### TASK GOAL:
Emit the entire listing verbatim.

Data extracted from a collection:
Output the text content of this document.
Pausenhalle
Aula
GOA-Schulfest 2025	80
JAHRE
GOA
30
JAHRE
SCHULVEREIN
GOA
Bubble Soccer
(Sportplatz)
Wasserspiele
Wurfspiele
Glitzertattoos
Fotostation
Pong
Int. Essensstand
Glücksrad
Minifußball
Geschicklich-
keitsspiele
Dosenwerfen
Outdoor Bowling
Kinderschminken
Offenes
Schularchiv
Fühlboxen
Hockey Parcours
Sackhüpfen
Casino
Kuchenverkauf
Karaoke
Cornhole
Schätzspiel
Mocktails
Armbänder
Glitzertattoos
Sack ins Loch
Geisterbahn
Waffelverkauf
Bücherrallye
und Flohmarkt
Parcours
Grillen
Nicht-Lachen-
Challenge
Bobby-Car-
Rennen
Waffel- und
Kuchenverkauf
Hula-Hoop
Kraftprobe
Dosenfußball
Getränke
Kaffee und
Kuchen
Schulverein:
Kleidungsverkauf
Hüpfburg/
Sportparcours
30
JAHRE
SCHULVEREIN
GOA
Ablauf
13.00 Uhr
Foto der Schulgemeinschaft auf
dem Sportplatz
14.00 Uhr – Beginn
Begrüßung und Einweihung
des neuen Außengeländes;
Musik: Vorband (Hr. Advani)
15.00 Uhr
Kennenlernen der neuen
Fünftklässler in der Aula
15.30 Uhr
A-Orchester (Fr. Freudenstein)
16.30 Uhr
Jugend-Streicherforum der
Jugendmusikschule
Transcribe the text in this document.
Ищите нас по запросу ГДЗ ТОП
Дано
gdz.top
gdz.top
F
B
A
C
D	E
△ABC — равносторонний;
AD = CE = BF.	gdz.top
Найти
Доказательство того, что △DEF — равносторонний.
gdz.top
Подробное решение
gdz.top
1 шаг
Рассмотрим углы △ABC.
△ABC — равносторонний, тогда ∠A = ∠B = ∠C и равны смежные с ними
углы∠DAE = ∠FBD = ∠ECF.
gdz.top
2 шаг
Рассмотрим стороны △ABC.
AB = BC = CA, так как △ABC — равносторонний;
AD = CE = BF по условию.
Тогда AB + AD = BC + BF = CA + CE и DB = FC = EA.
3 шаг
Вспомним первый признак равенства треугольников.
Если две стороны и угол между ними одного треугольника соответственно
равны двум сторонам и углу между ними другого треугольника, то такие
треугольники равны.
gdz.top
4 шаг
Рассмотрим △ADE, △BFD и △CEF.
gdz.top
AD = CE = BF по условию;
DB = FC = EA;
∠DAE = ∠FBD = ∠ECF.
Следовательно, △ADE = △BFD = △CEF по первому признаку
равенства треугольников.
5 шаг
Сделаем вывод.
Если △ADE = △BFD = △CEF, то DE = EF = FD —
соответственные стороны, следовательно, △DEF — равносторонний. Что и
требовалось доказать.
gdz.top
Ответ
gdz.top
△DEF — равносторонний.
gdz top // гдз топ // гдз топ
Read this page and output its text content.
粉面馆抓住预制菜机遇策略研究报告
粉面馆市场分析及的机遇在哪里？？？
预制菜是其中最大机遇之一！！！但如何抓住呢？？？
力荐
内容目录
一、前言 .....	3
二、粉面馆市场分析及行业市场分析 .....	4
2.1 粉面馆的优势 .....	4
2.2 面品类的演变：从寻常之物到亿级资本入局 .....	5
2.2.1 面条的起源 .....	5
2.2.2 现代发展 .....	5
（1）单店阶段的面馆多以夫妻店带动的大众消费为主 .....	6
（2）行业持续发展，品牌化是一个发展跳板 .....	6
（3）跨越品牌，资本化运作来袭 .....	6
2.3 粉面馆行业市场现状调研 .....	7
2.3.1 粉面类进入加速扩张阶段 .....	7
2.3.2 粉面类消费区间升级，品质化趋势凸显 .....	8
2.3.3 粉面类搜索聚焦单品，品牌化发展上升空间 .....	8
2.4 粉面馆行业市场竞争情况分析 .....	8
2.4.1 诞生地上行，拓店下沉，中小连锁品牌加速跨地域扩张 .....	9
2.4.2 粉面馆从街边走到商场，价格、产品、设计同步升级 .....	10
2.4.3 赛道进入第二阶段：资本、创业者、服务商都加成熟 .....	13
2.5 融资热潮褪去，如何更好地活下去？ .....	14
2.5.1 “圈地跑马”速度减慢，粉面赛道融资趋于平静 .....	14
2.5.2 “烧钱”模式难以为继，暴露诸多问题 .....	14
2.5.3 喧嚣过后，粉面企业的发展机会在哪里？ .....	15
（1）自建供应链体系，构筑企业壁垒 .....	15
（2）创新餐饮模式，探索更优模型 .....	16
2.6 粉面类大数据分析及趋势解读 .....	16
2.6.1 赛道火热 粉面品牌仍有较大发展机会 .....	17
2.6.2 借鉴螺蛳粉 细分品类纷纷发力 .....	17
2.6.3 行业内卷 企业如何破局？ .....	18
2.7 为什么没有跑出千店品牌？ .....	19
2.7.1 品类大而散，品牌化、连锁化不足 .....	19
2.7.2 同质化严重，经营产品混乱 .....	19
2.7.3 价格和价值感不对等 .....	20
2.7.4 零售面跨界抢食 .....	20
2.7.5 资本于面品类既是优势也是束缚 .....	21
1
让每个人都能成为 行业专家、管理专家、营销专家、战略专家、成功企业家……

### FULL ANSWER:
Output the text content of this document.
Pausenhalle
Aula
GOA-Schulfest 2025	80
JAHRE
GOA
30
JAHRE
SCHULVEREIN
GOA
Bubble Soccer
(Sportplatz)
Wasserspiele
Wurfspiele
Glitzertattoos
Fotostation
Pong
Int. Essensstand
Glücksrad
Minifußball
Geschicklich-
keitsspiele
Dosenwerfen
Outdoor Bowling
Kinderschminken
Offenes
Schularchiv
Fühlboxen
Hockey Parcours
Sackhüpfen
Casino
Kuchenverkauf
Karaoke
Cornhole
Schätzspiel
Mocktails
Armbänder
Glitzertattoos
Sack ins Loch
Geisterbahn
Waffelverkauf
Bücherrallye
und Flohmarkt
Parcours
Grillen
Nicht-Lachen-
Challenge
Bobby-Car-
Rennen
Waffel- und
Kuchenverkauf
Hula-Hoop
Kraftprobe
Dosenfußball
Getränke
Kaffee und
Kuchen
Schulverein:
Kleidungsverkauf
Hüpfburg/
Sportparcours
30
JAHRE
SCHULVEREIN
GOA
Ablauf
13.00 Uhr
Foto der Schulgemeinschaft auf
dem Sportplatz
14.00 Uhr – Beginn
Begrüßung und Einweihung
des neuen Außengeländes;
Musik: Vorband (Hr. Advani)
15.00 Uhr
Kennenlernen der neuen
Fünftklässler in der Aula
15.30 Uhr
A-Orchester (Fr. Freudenstein)
16.30 Uhr
Jugend-Streicherforum der
Jugendmusikschule
Transcribe the text in this document.
Ищите нас по запросу ГДЗ ТОП
Дано
gdz.top
gdz.top
F
B
A
C
D	E
△ABC — равносторонний;
AD = CE = BF.	gdz.top
Найти
Доказательство того, что △DEF — равносторонний.
gdz.top
Подробное решение
gdz.top
1 шаг
Рассмотрим углы △ABC.
△ABC — равносторонний, тогда ∠A = ∠B = ∠C и равны смежные с ними
углы∠DAE = ∠FBD = ∠ECF.
gdz.top
2 шаг
Рассмотрим стороны △ABC.
AB = BC = CA, так как △ABC — равносторонний;
AD = CE = BF по условию.
Тогда AB + AD = BC + BF = CA + CE и DB = FC = EA.
3 шаг
Вспомним первый признак равенства треугольников.
Если две стороны и угол между ними одного треугольника соответственно
равны двум сторонам и углу между ними другого треугольника, то такие
треугольники равны.
gdz.top
4 шаг
Рассмотрим △ADE, △BFD и △CEF.
gdz.top
AD = CE = BF по условию;
DB = FC = EA;
∠DAE = ∠FBD = ∠ECF.
Следовательно, △ADE = △BFD = △CEF по первому признаку
равенства треугольников.
5 шаг
Сделаем вывод.
Если △ADE = △BFD = △CEF, то DE = EF = FD —
соответственные стороны, следовательно, △DEF — равносторонний. Что и
требовалось доказать.
gdz.top
Ответ
gdz.top
△DEF — равносторонний.
gdz top // гдз топ // гдз топ
Read this page and output its text content.
粉面馆抓住预制菜机遇策略研究报告
粉面馆市场分析及的机遇在哪里？？？
预制菜是其中最大机遇之一！！！但如何抓住呢？？？
力荐
内容目录
一、前言 .....	3
二、粉面馆市场分析及行业市场分析 .....	4
2.1 粉面馆的优势 .....	4
2.2 面品类的演变：从寻常之物到亿级资本入局 .....	5
2.2.1 面条的起源 .....	5
2.2.2 现代发展 .....	5
（1）单店阶段的面馆多以夫妻店带动的大众消费为主 .....	6
（2）行业持续发展，品牌化是一个发展跳板 .....	6
（3）跨越品牌，资本化运作来袭 .....	6
2.3 粉面馆行业市场现状调研 .....	7
2.3.1 粉面类进入加速扩张阶段 .....	7
2.3.2 粉面类消费区间升级，品质化趋势凸显 .....	8
2.3.3 粉面类搜索聚焦单品，品牌化发展上升空间 .....	8
2.4 粉面馆行业市场竞争情况分析 .....	8
2.4.1 诞生地上行，拓店下沉，中小连锁品牌加速跨地域扩张 .....	9
2.4.2 粉面馆从街边走到商场，价格、产品、设计同步升级 .....	10
2.4.3 赛道进入第二阶段：资本、创业者、服务商都加成熟 .....	13
2.5 融资热潮褪去，如何更好地活下去？ .....	14
2.5.1 “圈地跑马”速度减慢，粉面赛道融资趋于平静 .....	14
2.5.2 “烧钱”模式难以为继，暴露诸多问题 .....	14
2.5.3 喧嚣过后，粉面企业的发展机会在哪里？ .....	15
（1）自建供应链体系，构筑企业壁垒 .....	15
（2）创新餐饮模式，探索更优模型 .....	16
2.6 粉面类大数据分析及趋势解读 .....	16
2.6.1 赛道火热 粉面品牌仍有较大发展机会 .....	17
2.6.2 借鉴螺蛳粉 细分品类纷纷发力 .....	17
2.6.3 行业内卷 企业如何破局？ .....	18
2.7 为什么没有跑出千店品牌？ .....	19
2.7.1 品类大而散，品牌化、连锁化不足 .....	19
2.7.2 同质化严重，经营产品混乱 .....	19
2.7.3 价格和价值感不对等 .....	20
2.7.4 零售面跨界抢食 .....	20
2.7.5 资本于面品类既是优势也是束缚 .....	21
1
让每个人都能成为 行业专家、管理专家、营销专家、战略专家、成功企业家……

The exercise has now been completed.